■ **Aim of the exercise**
Repeat every record exactly, but keep images out of the copy.

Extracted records

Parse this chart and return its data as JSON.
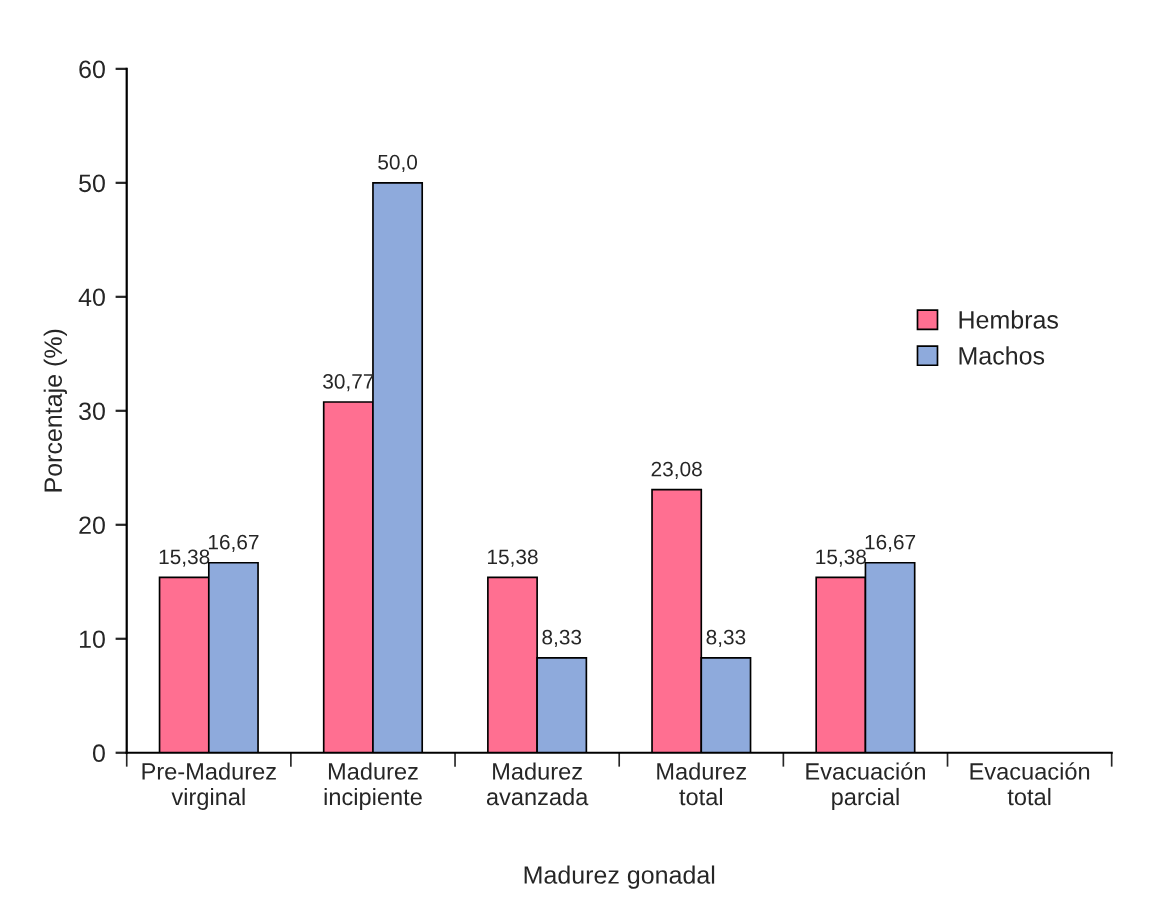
{
  "chart_data": {
    "type": "bar",
    "xlabel": "Madurez gonadal",
    "ylabel": "Porcentaje (%)",
    "categories": [
      "Pre-Madurez\nvirginal",
      "Madurez\nincipiente",
      "Madurez\navanzada",
      "Madurez\ntotal",
      "Evacuación\nparcial",
      "Evacuación\ntotal"
    ],
    "series": [
      {
        "name": "Hembras",
        "color": "#ff6f91",
        "values": [
          15.38,
          30.77,
          15.38,
          23.08,
          15.38,
          null
        ],
        "value_labels": [
          "15,38",
          "30,77",
          "15,38",
          "23,08",
          "15,38",
          null
        ]
      },
      {
        "name": "Machos",
        "color": "#8eaadc",
        "values": [
          16.67,
          50.0,
          8.33,
          8.33,
          16.67,
          null
        ],
        "value_labels": [
          "16,67",
          "50,0",
          "8,33",
          "8,33",
          "16,67",
          null
        ]
      }
    ],
    "ylim": [
      0,
      60
    ],
    "yticks": [
      0,
      10,
      20,
      30,
      40,
      50,
      60
    ],
    "grid": false,
    "legend": "right"
  }
}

■ **Solution to this exercise**
Parse this chart and return its data as JSON.
{
  "chart_data": {
    "type": "bar",
    "xlabel": "Madurez gonadal",
    "ylabel": "Porcentaje (%)",
    "categories": [
      "Pre-Madurez\nvirginal",
      "Madurez\nincipiente",
      "Madurez\navanzada",
      "Madurez\ntotal",
      "Evacuación\nparcial",
      "Evacuación\ntotal"
    ],
    "series": [
      {
        "name": "Hembras",
        "color": "#ff6f91",
        "values": [
          15.38,
          30.77,
          15.38,
          23.08,
          15.38,
          null
        ],
        "value_labels": [
          "15,38",
          "30,77",
          "15,38",
          "23,08",
          "15,38",
          null
        ]
      },
      {
        "name": "Machos",
        "color": "#8eaadc",
        "values": [
          16.67,
          50.0,
          8.33,
          8.33,
          16.67,
          null
        ],
        "value_labels": [
          "16,67",
          "50,0",
          "8,33",
          "8,33",
          "16,67",
          null
        ]
      }
    ],
    "ylim": [
      0,
      60
    ],
    "yticks": [
      0,
      10,
      20,
      30,
      40,
      50,
      60
    ],
    "grid": false,
    "legend": "right"
  }
}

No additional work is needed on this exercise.